◆ **WHAT NEEDS TO BE DONE**: Look below for the line containing "What text is on this page?". Output it and each remaining line of the entries exactly, and nothing else.

# Start of PROVIDED DATA

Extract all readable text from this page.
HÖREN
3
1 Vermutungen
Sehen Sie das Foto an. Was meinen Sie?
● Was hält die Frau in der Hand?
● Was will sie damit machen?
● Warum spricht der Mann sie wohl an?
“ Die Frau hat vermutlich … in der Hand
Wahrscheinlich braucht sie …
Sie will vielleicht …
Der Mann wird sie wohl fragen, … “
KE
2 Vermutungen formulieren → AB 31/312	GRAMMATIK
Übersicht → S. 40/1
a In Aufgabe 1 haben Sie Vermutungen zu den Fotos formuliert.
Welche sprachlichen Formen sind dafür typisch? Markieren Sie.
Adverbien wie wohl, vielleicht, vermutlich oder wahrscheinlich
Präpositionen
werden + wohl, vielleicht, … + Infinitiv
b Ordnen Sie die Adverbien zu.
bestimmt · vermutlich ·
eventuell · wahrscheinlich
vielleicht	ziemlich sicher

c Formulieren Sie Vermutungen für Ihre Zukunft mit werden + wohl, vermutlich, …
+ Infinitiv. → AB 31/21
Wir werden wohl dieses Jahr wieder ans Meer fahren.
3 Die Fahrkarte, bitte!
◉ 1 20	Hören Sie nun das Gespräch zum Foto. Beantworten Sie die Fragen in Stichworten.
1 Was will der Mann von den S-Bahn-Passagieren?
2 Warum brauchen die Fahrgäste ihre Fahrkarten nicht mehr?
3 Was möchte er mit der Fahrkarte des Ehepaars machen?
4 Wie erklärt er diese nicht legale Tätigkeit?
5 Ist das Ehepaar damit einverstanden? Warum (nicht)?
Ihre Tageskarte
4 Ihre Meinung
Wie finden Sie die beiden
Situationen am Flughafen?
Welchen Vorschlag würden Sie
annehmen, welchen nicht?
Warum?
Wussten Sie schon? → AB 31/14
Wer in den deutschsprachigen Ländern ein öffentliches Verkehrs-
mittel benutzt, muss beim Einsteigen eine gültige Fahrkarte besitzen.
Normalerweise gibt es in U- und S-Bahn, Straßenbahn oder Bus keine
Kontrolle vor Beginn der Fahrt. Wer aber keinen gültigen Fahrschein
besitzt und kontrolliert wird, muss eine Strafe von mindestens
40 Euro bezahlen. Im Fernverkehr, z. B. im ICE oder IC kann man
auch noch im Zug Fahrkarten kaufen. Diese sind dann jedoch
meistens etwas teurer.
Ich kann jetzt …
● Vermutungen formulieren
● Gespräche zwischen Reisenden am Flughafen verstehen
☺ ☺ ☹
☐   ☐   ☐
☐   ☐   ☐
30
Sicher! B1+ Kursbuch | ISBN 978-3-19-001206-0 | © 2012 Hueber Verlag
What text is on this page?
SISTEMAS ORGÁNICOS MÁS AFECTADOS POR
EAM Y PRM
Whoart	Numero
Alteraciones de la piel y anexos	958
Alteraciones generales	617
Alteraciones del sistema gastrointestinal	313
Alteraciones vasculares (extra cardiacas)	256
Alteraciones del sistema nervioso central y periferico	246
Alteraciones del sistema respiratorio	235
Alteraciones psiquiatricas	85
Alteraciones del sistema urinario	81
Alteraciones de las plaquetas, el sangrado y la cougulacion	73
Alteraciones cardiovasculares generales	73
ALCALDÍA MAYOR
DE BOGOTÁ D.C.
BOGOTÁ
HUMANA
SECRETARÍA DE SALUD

# End of PROVIDED DATA

◆ **EXERCISE OUTPUT**:
What text is on this page?
SISTEMAS ORGÁNICOS MÁS AFECTADOS POR
EAM Y PRM
Whoart	Numero
Alteraciones de la piel y anexos	958
Alteraciones generales	617
Alteraciones del sistema gastrointestinal	313
Alteraciones vasculares (extra cardiacas)	256
Alteraciones del sistema nervioso central y periferico	246
Alteraciones del sistema respiratorio	235
Alteraciones psiquiatricas	85
Alteraciones del sistema urinario	81
Alteraciones de las plaquetas, el sangrado y la cougulacion	73
Alteraciones cardiovasculares generales	73
ALCALDÍA MAYOR
DE BOGOTÁ D.C.
BOGOTÁ
HUMANA
SECRETARÍA DE SALUD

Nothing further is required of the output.